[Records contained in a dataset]
►
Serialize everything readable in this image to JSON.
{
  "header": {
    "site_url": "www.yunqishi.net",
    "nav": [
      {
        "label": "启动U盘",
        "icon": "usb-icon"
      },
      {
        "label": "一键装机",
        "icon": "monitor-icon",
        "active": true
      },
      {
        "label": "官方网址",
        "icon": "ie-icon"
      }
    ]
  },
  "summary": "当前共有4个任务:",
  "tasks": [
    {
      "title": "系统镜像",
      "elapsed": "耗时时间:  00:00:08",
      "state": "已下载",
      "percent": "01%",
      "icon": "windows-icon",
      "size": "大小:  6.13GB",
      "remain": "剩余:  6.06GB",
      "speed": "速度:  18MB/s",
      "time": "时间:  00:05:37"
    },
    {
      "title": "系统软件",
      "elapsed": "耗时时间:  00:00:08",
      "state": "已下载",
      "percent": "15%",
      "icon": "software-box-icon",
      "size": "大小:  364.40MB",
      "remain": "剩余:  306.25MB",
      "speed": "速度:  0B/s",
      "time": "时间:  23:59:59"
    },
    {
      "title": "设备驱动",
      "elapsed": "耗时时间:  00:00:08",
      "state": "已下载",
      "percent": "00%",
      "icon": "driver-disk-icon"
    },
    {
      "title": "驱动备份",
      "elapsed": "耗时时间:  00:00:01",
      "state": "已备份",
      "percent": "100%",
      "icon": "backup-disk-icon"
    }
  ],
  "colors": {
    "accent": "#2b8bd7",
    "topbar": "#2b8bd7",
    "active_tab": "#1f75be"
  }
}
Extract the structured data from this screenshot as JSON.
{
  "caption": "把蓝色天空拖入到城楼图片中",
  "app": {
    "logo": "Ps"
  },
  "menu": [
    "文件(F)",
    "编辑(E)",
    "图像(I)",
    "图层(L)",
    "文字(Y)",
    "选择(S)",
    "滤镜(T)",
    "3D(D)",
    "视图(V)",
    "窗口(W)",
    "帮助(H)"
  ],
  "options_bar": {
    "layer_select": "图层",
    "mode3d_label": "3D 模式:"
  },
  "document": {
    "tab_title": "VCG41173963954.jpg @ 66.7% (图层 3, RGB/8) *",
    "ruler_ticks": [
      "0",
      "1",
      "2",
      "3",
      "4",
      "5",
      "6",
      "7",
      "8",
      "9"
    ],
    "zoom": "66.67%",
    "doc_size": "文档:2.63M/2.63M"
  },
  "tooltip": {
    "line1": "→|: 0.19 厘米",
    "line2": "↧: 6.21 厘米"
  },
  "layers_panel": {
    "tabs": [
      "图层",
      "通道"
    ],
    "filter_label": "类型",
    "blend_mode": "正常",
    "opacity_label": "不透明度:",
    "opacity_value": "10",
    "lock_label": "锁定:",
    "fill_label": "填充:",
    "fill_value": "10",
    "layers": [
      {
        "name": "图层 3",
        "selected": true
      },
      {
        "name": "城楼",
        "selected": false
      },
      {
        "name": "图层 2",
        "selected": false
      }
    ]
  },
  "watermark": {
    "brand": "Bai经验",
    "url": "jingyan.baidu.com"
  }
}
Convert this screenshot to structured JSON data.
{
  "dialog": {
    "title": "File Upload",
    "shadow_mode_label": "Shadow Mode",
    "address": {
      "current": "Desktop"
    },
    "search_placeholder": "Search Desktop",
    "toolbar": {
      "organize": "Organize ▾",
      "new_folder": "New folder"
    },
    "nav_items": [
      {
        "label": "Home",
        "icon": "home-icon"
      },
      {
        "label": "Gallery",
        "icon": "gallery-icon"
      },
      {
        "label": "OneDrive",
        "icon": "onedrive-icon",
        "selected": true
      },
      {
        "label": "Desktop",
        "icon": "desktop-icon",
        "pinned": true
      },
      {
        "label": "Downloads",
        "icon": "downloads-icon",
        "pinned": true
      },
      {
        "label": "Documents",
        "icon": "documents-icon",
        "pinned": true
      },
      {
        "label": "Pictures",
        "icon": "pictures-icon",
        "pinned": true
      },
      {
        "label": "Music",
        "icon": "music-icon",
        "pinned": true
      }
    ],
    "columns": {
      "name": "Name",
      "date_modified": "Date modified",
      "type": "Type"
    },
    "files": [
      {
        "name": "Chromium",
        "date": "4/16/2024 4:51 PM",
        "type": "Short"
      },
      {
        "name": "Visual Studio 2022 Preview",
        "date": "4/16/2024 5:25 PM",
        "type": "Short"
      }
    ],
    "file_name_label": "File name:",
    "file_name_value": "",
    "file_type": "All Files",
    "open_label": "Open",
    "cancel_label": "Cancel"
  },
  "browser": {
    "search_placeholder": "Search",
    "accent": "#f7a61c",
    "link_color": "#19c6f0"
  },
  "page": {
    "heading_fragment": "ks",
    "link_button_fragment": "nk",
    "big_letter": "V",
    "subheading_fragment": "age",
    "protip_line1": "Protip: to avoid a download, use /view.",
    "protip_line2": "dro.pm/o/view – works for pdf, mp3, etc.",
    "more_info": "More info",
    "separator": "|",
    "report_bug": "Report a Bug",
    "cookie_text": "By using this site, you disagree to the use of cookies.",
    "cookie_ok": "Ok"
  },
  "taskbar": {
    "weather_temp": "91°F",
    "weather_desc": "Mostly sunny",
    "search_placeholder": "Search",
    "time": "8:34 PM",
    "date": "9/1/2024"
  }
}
◄
§ WORK INSTRUCTIONS
In the listing above, count each line that holds the string "JSON". Give the number only.

§ RESULT OF THE TASK
3